>> start Provided data

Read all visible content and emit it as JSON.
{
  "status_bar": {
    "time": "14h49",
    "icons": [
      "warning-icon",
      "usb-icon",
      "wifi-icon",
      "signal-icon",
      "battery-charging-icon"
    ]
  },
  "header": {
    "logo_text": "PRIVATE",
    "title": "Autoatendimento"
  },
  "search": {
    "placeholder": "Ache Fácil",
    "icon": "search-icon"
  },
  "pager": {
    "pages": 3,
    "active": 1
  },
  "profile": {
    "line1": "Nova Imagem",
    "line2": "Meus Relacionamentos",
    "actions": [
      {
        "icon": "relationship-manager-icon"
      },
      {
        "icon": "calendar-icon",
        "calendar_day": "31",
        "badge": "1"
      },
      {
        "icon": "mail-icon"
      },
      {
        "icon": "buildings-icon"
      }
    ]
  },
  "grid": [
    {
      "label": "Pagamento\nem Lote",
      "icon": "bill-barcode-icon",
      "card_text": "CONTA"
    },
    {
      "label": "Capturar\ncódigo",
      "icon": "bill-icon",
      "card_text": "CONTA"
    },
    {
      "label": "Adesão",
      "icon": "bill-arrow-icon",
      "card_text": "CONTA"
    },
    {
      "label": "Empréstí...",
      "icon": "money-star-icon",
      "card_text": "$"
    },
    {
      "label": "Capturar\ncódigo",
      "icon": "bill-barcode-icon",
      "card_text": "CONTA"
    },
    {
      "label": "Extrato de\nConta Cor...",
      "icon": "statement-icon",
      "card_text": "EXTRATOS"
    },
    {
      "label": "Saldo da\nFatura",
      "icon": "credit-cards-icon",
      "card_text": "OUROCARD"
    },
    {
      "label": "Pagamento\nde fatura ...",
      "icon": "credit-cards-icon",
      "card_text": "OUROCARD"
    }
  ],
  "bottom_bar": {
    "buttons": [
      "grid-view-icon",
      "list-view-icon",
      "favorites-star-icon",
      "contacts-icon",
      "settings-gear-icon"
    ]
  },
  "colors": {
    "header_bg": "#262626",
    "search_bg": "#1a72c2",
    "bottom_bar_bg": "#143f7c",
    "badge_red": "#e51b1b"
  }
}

>> end Provided data

Task to carry out —
Retype the whole listing, matching it exactly.

Right answer —
Read all visible content and emit it as JSON.
{
  "status_bar": {
    "time": "14h49",
    "icons": [
      "warning-icon",
      "usb-icon",
      "wifi-icon",
      "signal-icon",
      "battery-charging-icon"
    ]
  },
  "header": {
    "logo_text": "PRIVATE",
    "title": "Autoatendimento"
  },
  "search": {
    "placeholder": "Ache Fácil",
    "icon": "search-icon"
  },
  "pager": {
    "pages": 3,
    "active": 1
  },
  "profile": {
    "line1": "Nova Imagem",
    "line2": "Meus Relacionamentos",
    "actions": [
      {
        "icon": "relationship-manager-icon"
      },
      {
        "icon": "calendar-icon",
        "calendar_day": "31",
        "badge": "1"
      },
      {
        "icon": "mail-icon"
      },
      {
        "icon": "buildings-icon"
      }
    ]
  },
  "grid": [
    {
      "label": "Pagamento\nem Lote",
      "icon": "bill-barcode-icon",
      "card_text": "CONTA"
    },
    {
      "label": "Capturar\ncódigo",
      "icon": "bill-icon",
      "card_text": "CONTA"
    },
    {
      "label": "Adesão",
      "icon": "bill-arrow-icon",
      "card_text": "CONTA"
    },
    {
      "label": "Empréstí...",
      "icon": "money-star-icon",
      "card_text": "$"
    },
    {
      "label": "Capturar\ncódigo",
      "icon": "bill-barcode-icon",
      "card_text": "CONTA"
    },
    {
      "label": "Extrato de\nConta Cor...",
      "icon": "statement-icon",
      "card_text": "EXTRATOS"
    },
    {
      "label": "Saldo da\nFatura",
      "icon": "credit-cards-icon",
      "card_text": "OUROCARD"
    },
    {
      "label": "Pagamento\nde fatura ...",
      "icon": "credit-cards-icon",
      "card_text": "OUROCARD"
    }
  ],
  "bottom_bar": {
    "buttons": [
      "grid-view-icon",
      "list-view-icon",
      "favorites-star-icon",
      "contacts-icon",
      "settings-gear-icon"
    ]
  },
  "colors": {
    "header_bg": "#262626",
    "search_bg": "#1a72c2",
    "bottom_bar_bg": "#143f7c",
    "badge_red": "#e51b1b"
  }
}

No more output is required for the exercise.